• _Problem to work on_: In the records below, find the line holding "Give me the"; copy it and every line after it to the end, omitting all images.

• _Data supplied_:
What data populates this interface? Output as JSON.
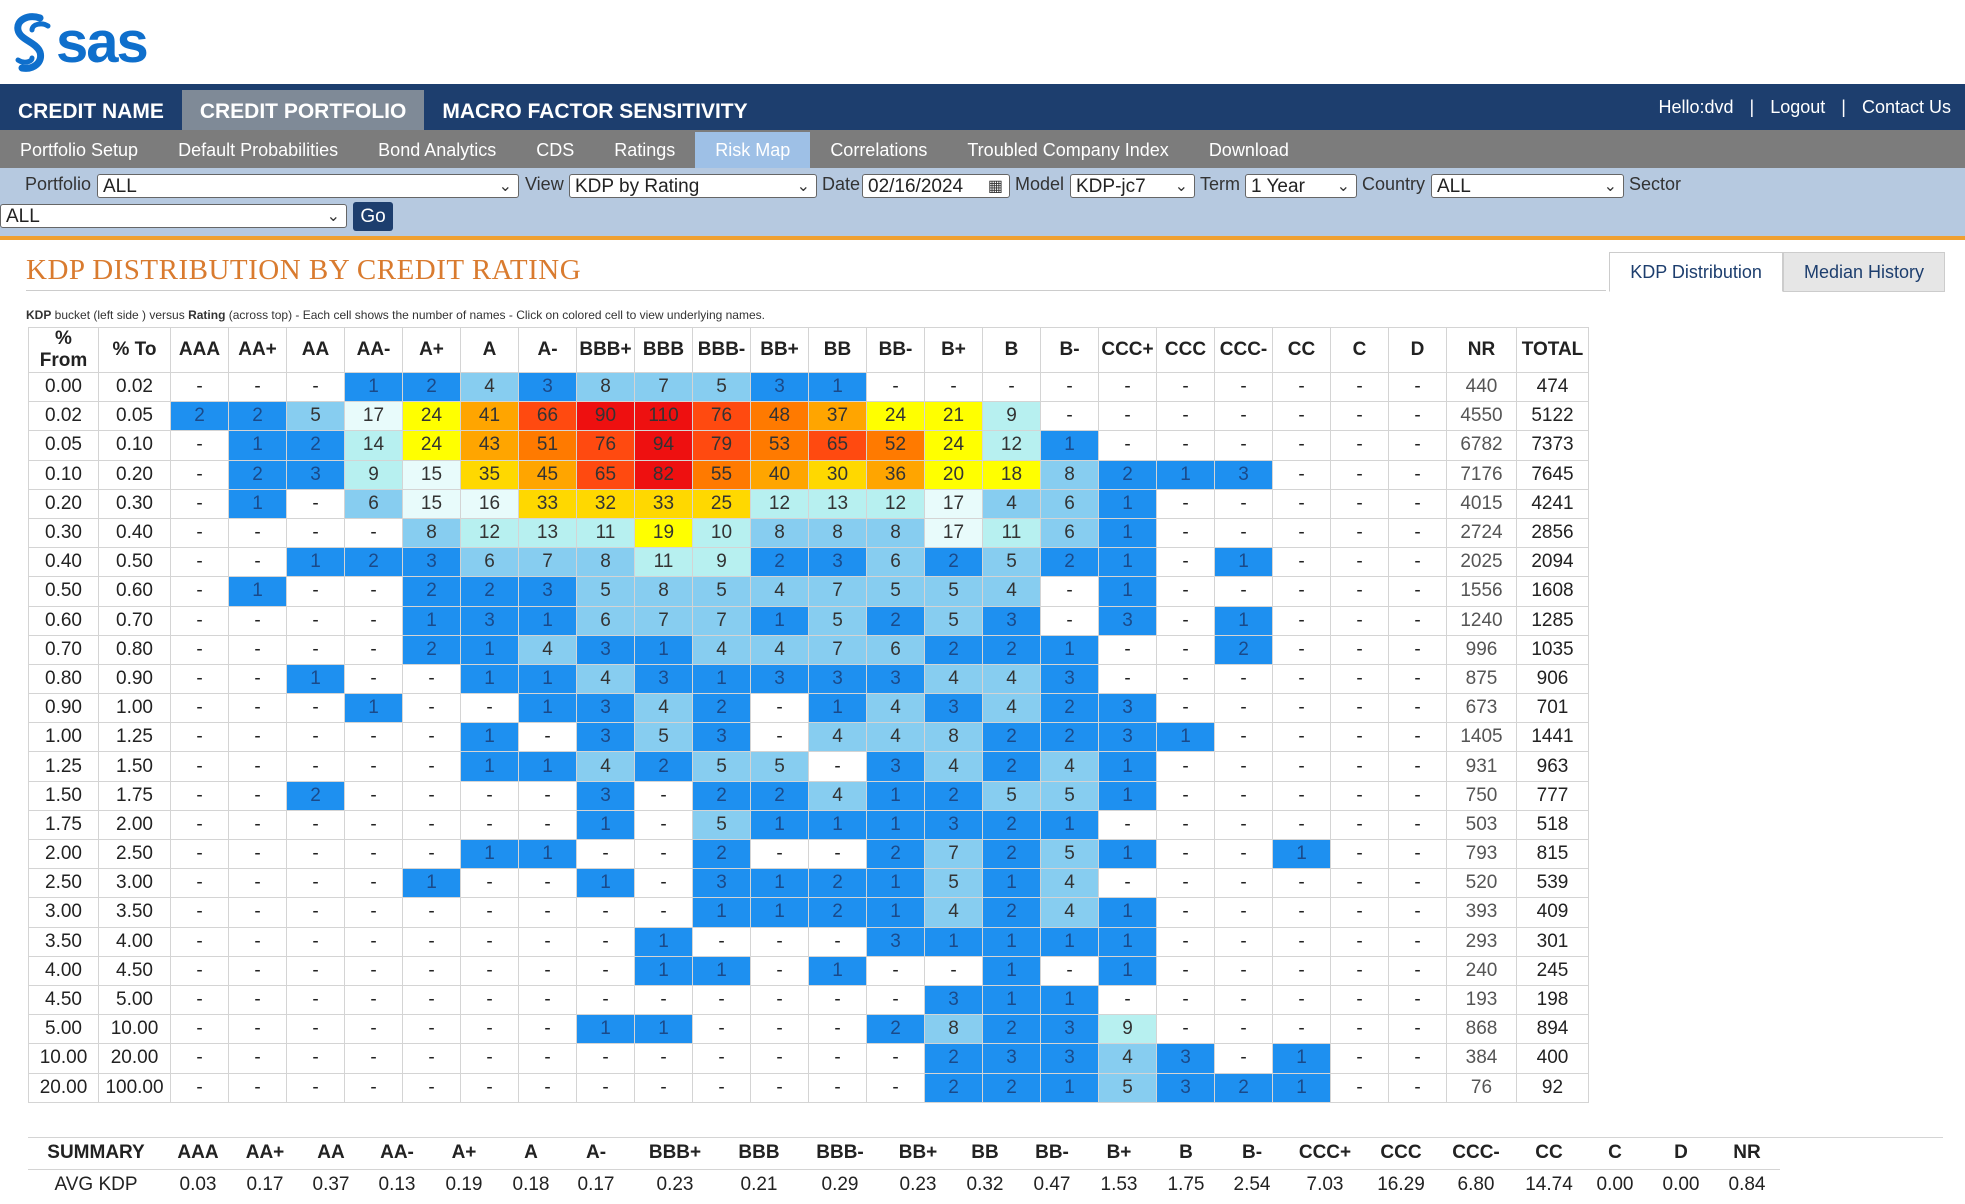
{
  "header": {
    "logo_text": "sas",
    "top_tabs": [
      {
        "label": "CREDIT NAME",
        "active": false
      },
      {
        "label": "CREDIT PORTFOLIO",
        "active": true
      },
      {
        "label": "MACRO FACTOR SENSITIVITY",
        "active": false
      }
    ],
    "user_greeting": "Hello:dvd",
    "logout": "Logout",
    "contact": "Contact Us",
    "separator": "|"
  },
  "subnav": {
    "items": [
      "Portfolio Setup",
      "Default Probabilities",
      "Bond Analytics",
      "CDS",
      "Ratings",
      "Risk Map",
      "Correlations",
      "Troubled Company Index",
      "Download"
    ],
    "active": "Risk Map"
  },
  "filters": {
    "portfolio_label": "Portfolio",
    "portfolio_value": "ALL",
    "view_label": "View",
    "view_value": "KDP by Rating",
    "date_label": "Date",
    "date_value": "02/16/2024",
    "model_label": "Model",
    "model_value": "KDP-jc7",
    "term_label": "Term",
    "term_value": "1 Year",
    "country_label": "Country",
    "country_value": "ALL",
    "sector_label": "Sector",
    "sector_value": "ALL",
    "go_label": "Go"
  },
  "panel": {
    "title": "KDP DISTRIBUTION BY CREDIT RATING",
    "tabs": [
      {
        "label": "KDP Distribution",
        "active": true
      },
      {
        "label": "Median History",
        "active": false
      }
    ],
    "caption_bold1": "KDP",
    "caption_text1": " bucket (left side ) versus ",
    "caption_bold2": "Rating",
    "caption_text2": " (across top) - Each cell shows the number of names - Click on colored cell to view underlying names."
  },
  "colors": {
    "empty": "#ffffff",
    "blue": "#1e90f0",
    "light_blue": "#87cdf0",
    "pale_blue": "#b7f0f0",
    "very_pale": "#e8fbfb",
    "yellow": "#ffff00",
    "yellow_orange": "#ffd800",
    "orange": "#ffa500",
    "dark_orange": "#ff7a00",
    "red_orange": "#ff4a10",
    "red": "#ee1010"
  },
  "grid": {
    "headers": [
      "% From",
      "% To",
      "AAA",
      "AA+",
      "AA",
      "AA-",
      "A+",
      "A",
      "A-",
      "BBB+",
      "BBB",
      "BBB-",
      "BB+",
      "BB",
      "BB-",
      "B+",
      "B",
      "B-",
      "CCC+",
      "CCC",
      "CCC-",
      "CC",
      "C",
      "D",
      "NR",
      "TOTAL"
    ],
    "rows": [
      {
        "from": "0.00",
        "to": "0.02",
        "cells": [
          "-",
          "-",
          "-",
          "1",
          "2",
          "4",
          "3",
          "8",
          "7",
          "5",
          "3",
          "1",
          "-",
          "-",
          "-",
          "-",
          "-",
          "-",
          "-",
          "-",
          "-",
          "-"
        ],
        "nr": "440",
        "total": "474"
      },
      {
        "from": "0.02",
        "to": "0.05",
        "cells": [
          "2",
          "2",
          "5",
          "17",
          "24",
          "41",
          "66",
          "90",
          "110",
          "76",
          "48",
          "37",
          "24",
          "21",
          "9",
          "-",
          "-",
          "-",
          "-",
          "-",
          "-",
          "-"
        ],
        "nr": "4550",
        "total": "5122"
      },
      {
        "from": "0.05",
        "to": "0.10",
        "cells": [
          "-",
          "1",
          "2",
          "14",
          "24",
          "43",
          "51",
          "76",
          "94",
          "79",
          "53",
          "65",
          "52",
          "24",
          "12",
          "1",
          "-",
          "-",
          "-",
          "-",
          "-",
          "-"
        ],
        "nr": "6782",
        "total": "7373"
      },
      {
        "from": "0.10",
        "to": "0.20",
        "cells": [
          "-",
          "2",
          "3",
          "9",
          "15",
          "35",
          "45",
          "65",
          "82",
          "55",
          "40",
          "30",
          "36",
          "20",
          "18",
          "8",
          "2",
          "1",
          "3",
          "-",
          "-",
          "-"
        ],
        "nr": "7176",
        "total": "7645"
      },
      {
        "from": "0.20",
        "to": "0.30",
        "cells": [
          "-",
          "1",
          "-",
          "6",
          "15",
          "16",
          "33",
          "32",
          "33",
          "25",
          "12",
          "13",
          "12",
          "17",
          "4",
          "6",
          "1",
          "-",
          "-",
          "-",
          "-",
          "-"
        ],
        "nr": "4015",
        "total": "4241"
      },
      {
        "from": "0.30",
        "to": "0.40",
        "cells": [
          "-",
          "-",
          "-",
          "-",
          "8",
          "12",
          "13",
          "11",
          "19",
          "10",
          "8",
          "8",
          "8",
          "17",
          "11",
          "6",
          "1",
          "-",
          "-",
          "-",
          "-",
          "-"
        ],
        "nr": "2724",
        "total": "2856"
      },
      {
        "from": "0.40",
        "to": "0.50",
        "cells": [
          "-",
          "-",
          "1",
          "2",
          "3",
          "6",
          "7",
          "8",
          "11",
          "9",
          "2",
          "3",
          "6",
          "2",
          "5",
          "2",
          "1",
          "-",
          "1",
          "-",
          "-",
          "-"
        ],
        "nr": "2025",
        "total": "2094"
      },
      {
        "from": "0.50",
        "to": "0.60",
        "cells": [
          "-",
          "1",
          "-",
          "-",
          "2",
          "2",
          "3",
          "5",
          "8",
          "5",
          "4",
          "7",
          "5",
          "5",
          "4",
          "-",
          "1",
          "-",
          "-",
          "-",
          "-",
          "-"
        ],
        "nr": "1556",
        "total": "1608"
      },
      {
        "from": "0.60",
        "to": "0.70",
        "cells": [
          "-",
          "-",
          "-",
          "-",
          "1",
          "3",
          "1",
          "6",
          "7",
          "7",
          "1",
          "5",
          "2",
          "5",
          "3",
          "-",
          "3",
          "-",
          "1",
          "-",
          "-",
          "-"
        ],
        "nr": "1240",
        "total": "1285"
      },
      {
        "from": "0.70",
        "to": "0.80",
        "cells": [
          "-",
          "-",
          "-",
          "-",
          "2",
          "1",
          "4",
          "3",
          "1",
          "4",
          "4",
          "7",
          "6",
          "2",
          "2",
          "1",
          "-",
          "-",
          "2",
          "-",
          "-",
          "-"
        ],
        "nr": "996",
        "total": "1035"
      },
      {
        "from": "0.80",
        "to": "0.90",
        "cells": [
          "-",
          "-",
          "1",
          "-",
          "-",
          "1",
          "1",
          "4",
          "3",
          "1",
          "3",
          "3",
          "3",
          "4",
          "4",
          "3",
          "-",
          "-",
          "-",
          "-",
          "-",
          "-"
        ],
        "nr": "875",
        "total": "906"
      },
      {
        "from": "0.90",
        "to": "1.00",
        "cells": [
          "-",
          "-",
          "-",
          "1",
          "-",
          "-",
          "1",
          "3",
          "4",
          "2",
          "-",
          "1",
          "4",
          "3",
          "4",
          "2",
          "3",
          "-",
          "-",
          "-",
          "-",
          "-"
        ],
        "nr": "673",
        "total": "701"
      },
      {
        "from": "1.00",
        "to": "1.25",
        "cells": [
          "-",
          "-",
          "-",
          "-",
          "-",
          "1",
          "-",
          "3",
          "5",
          "3",
          "-",
          "4",
          "4",
          "8",
          "2",
          "2",
          "3",
          "1",
          "-",
          "-",
          "-",
          "-"
        ],
        "nr": "1405",
        "total": "1441"
      },
      {
        "from": "1.25",
        "to": "1.50",
        "cells": [
          "-",
          "-",
          "-",
          "-",
          "-",
          "1",
          "1",
          "4",
          "2",
          "5",
          "5",
          "-",
          "3",
          "4",
          "2",
          "4",
          "1",
          "-",
          "-",
          "-",
          "-",
          "-"
        ],
        "nr": "931",
        "total": "963"
      },
      {
        "from": "1.50",
        "to": "1.75",
        "cells": [
          "-",
          "-",
          "2",
          "-",
          "-",
          "-",
          "-",
          "3",
          "-",
          "2",
          "2",
          "4",
          "1",
          "2",
          "5",
          "5",
          "1",
          "-",
          "-",
          "-",
          "-",
          "-"
        ],
        "nr": "750",
        "total": "777"
      },
      {
        "from": "1.75",
        "to": "2.00",
        "cells": [
          "-",
          "-",
          "-",
          "-",
          "-",
          "-",
          "-",
          "1",
          "-",
          "5",
          "1",
          "1",
          "1",
          "3",
          "2",
          "1",
          "-",
          "-",
          "-",
          "-",
          "-",
          "-"
        ],
        "nr": "503",
        "total": "518"
      },
      {
        "from": "2.00",
        "to": "2.50",
        "cells": [
          "-",
          "-",
          "-",
          "-",
          "-",
          "1",
          "1",
          "-",
          "-",
          "2",
          "-",
          "-",
          "2",
          "7",
          "2",
          "5",
          "1",
          "-",
          "-",
          "1",
          "-",
          "-"
        ],
        "nr": "793",
        "total": "815"
      },
      {
        "from": "2.50",
        "to": "3.00",
        "cells": [
          "-",
          "-",
          "-",
          "-",
          "1",
          "-",
          "-",
          "1",
          "-",
          "3",
          "1",
          "2",
          "1",
          "5",
          "1",
          "4",
          "-",
          "-",
          "-",
          "-",
          "-",
          "-"
        ],
        "nr": "520",
        "total": "539"
      },
      {
        "from": "3.00",
        "to": "3.50",
        "cells": [
          "-",
          "-",
          "-",
          "-",
          "-",
          "-",
          "-",
          "-",
          "-",
          "1",
          "1",
          "2",
          "1",
          "4",
          "2",
          "4",
          "1",
          "-",
          "-",
          "-",
          "-",
          "-"
        ],
        "nr": "393",
        "total": "409"
      },
      {
        "from": "3.50",
        "to": "4.00",
        "cells": [
          "-",
          "-",
          "-",
          "-",
          "-",
          "-",
          "-",
          "-",
          "1",
          "-",
          "-",
          "-",
          "3",
          "1",
          "1",
          "1",
          "1",
          "-",
          "-",
          "-",
          "-",
          "-"
        ],
        "nr": "293",
        "total": "301"
      },
      {
        "from": "4.00",
        "to": "4.50",
        "cells": [
          "-",
          "-",
          "-",
          "-",
          "-",
          "-",
          "-",
          "-",
          "1",
          "1",
          "-",
          "1",
          "-",
          "-",
          "1",
          "-",
          "1",
          "-",
          "-",
          "-",
          "-",
          "-"
        ],
        "nr": "240",
        "total": "245"
      },
      {
        "from": "4.50",
        "to": "5.00",
        "cells": [
          "-",
          "-",
          "-",
          "-",
          "-",
          "-",
          "-",
          "-",
          "-",
          "-",
          "-",
          "-",
          "-",
          "3",
          "1",
          "1",
          "-",
          "-",
          "-",
          "-",
          "-",
          "-"
        ],
        "nr": "193",
        "total": "198"
      },
      {
        "from": "5.00",
        "to": "10.00",
        "cells": [
          "-",
          "-",
          "-",
          "-",
          "-",
          "-",
          "-",
          "1",
          "1",
          "-",
          "-",
          "-",
          "2",
          "8",
          "2",
          "3",
          "9",
          "-",
          "-",
          "-",
          "-",
          "-"
        ],
        "nr": "868",
        "total": "894"
      },
      {
        "from": "10.00",
        "to": "20.00",
        "cells": [
          "-",
          "-",
          "-",
          "-",
          "-",
          "-",
          "-",
          "-",
          "-",
          "-",
          "-",
          "-",
          "-",
          "2",
          "3",
          "3",
          "4",
          "3",
          "-",
          "1",
          "-",
          "-"
        ],
        "nr": "384",
        "total": "400"
      },
      {
        "from": "20.00",
        "to": "100.00",
        "cells": [
          "-",
          "-",
          "-",
          "-",
          "-",
          "-",
          "-",
          "-",
          "-",
          "-",
          "-",
          "-",
          "-",
          "2",
          "2",
          "1",
          "5",
          "3",
          "2",
          "1",
          "-",
          "-"
        ],
        "nr": "76",
        "total": "92"
      }
    ]
  },
  "summary": {
    "headers": [
      "SUMMARY",
      "AAA",
      "AA+",
      "AA",
      "AA-",
      "A+",
      "A",
      "A-",
      "BBB+",
      "BBB",
      "BBB-",
      "BB+",
      "BB",
      "BB-",
      "B+",
      "B",
      "B-",
      "CCC+",
      "CCC",
      "CCC-",
      "CC",
      "C",
      "D",
      "NR"
    ],
    "row_label": "AVG KDP",
    "values": [
      "0.03",
      "0.17",
      "0.37",
      "0.13",
      "0.19",
      "0.18",
      "0.17",
      "0.23",
      "0.21",
      "0.29",
      "0.23",
      "0.32",
      "0.47",
      "1.53",
      "1.75",
      "2.54",
      "7.03",
      "16.29",
      "6.80",
      "14.74",
      "0.00",
      "0.00",
      "0.84"
    ]
  }
}
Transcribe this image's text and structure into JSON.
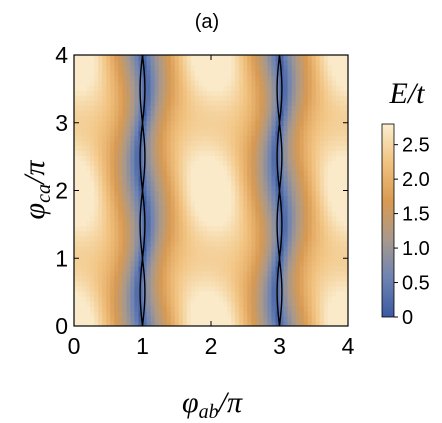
{
  "chart_data": {
    "type": "heatmap",
    "panel_label": "(a)",
    "xlabel": {
      "base": "φ",
      "sub": "ab",
      "rest": "/π"
    },
    "ylabel": {
      "base": "φ",
      "sub": "ca",
      "rest": "/π"
    },
    "colorbar_title": "E/t",
    "xlim": [
      0,
      4
    ],
    "ylim": [
      0,
      4
    ],
    "xticks": [
      "0",
      "1",
      "2",
      "3",
      "4"
    ],
    "yticks": [
      "0",
      "1",
      "2",
      "3",
      "4"
    ],
    "colorbar": {
      "range": [
        0,
        2.8
      ],
      "ticks": [
        "0",
        "0.5",
        "1.0",
        "1.5",
        "2.0",
        "2.5"
      ],
      "colormap": [
        "#3b5aa1",
        "#6d83b3",
        "#a8998c",
        "#d89a52",
        "#f1c27f",
        "#fbeed0"
      ]
    },
    "description_values": {
      "minimum_bands_x": [
        1,
        3
      ],
      "max_value_approx": 2.75,
      "contour": "E = 0 lines wiggling around x = 1 and x = 3"
    }
  }
}
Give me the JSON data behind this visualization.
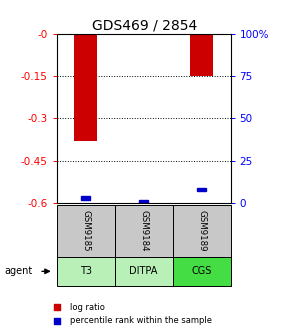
{
  "title": "GDS469 / 2854",
  "samples": [
    "GSM9185",
    "GSM9184",
    "GSM9189"
  ],
  "agents": [
    "T3",
    "DITPA",
    "CGS"
  ],
  "log_ratios": [
    -0.38,
    0.0,
    -0.15
  ],
  "percentile_ranks": [
    3,
    1,
    8
  ],
  "ylim_left": [
    -0.6,
    0.0
  ],
  "left_ticks": [
    0,
    -0.15,
    -0.3,
    -0.45,
    -0.6
  ],
  "right_ticks": [
    100,
    75,
    50,
    25,
    0
  ],
  "bar_color_red": "#cc0000",
  "bar_color_blue": "#0000cc",
  "sample_bg": "#c8c8c8",
  "agent_colors": [
    "#b8f0b8",
    "#b8f0b8",
    "#44dd44"
  ],
  "legend_red": "log ratio",
  "legend_blue": "percentile rank within the sample",
  "title_fontsize": 10,
  "tick_fontsize": 7.5,
  "bar_width": 0.4
}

• _In response_:
Give me the JSON data behind this visualization.
{
  "title": "GDS469 / 2854",
  "samples": [
    "GSM9185",
    "GSM9184",
    "GSM9189"
  ],
  "agents": [
    "T3",
    "DITPA",
    "CGS"
  ],
  "log_ratios": [
    -0.38,
    0.0,
    -0.15
  ],
  "percentile_ranks": [
    3,
    1,
    8
  ],
  "ylim_left": [
    -0.6,
    0.0
  ],
  "left_ticks": [
    0,
    -0.15,
    -0.3,
    -0.45,
    -0.6
  ],
  "right_ticks": [
    100,
    75,
    50,
    25,
    0
  ],
  "bar_color_red": "#cc0000",
  "bar_color_blue": "#0000cc",
  "sample_bg": "#c8c8c8",
  "agent_colors": [
    "#b8f0b8",
    "#b8f0b8",
    "#44dd44"
  ],
  "legend_red": "log ratio",
  "legend_blue": "percentile rank within the sample",
  "title_fontsize": 10,
  "tick_fontsize": 7.5,
  "bar_width": 0.4
}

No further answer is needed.